=== Records shown ===
⟨

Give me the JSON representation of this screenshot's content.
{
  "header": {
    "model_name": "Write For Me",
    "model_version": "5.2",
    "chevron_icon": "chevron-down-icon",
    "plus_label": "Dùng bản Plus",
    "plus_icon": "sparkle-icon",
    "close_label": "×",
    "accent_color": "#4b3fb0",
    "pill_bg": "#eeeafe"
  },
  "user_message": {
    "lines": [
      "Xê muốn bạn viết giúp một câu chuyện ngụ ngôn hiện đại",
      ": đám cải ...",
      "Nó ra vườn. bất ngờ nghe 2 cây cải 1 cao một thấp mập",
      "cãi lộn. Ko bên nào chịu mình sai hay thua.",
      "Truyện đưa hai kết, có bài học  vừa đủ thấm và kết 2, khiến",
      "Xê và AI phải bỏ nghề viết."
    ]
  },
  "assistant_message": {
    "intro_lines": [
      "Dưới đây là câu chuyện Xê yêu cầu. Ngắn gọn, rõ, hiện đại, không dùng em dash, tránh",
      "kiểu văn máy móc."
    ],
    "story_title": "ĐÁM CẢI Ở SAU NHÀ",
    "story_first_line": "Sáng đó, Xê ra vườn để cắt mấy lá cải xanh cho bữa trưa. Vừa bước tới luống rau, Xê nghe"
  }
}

⟩

=== Work to be completed ===
Select and copy every line from the records that includes the word "vườn".

=== Finished task ===
      "Nó ra vườn. bất ngờ nghe 2 cây cải 1 cao một thấp mập",
    "story_first_line": "Sáng đó, Xê ra vườn để cắt mấy lá cải xanh cho bữa trưa. Vừa bước tới luống rau, Xê nghe"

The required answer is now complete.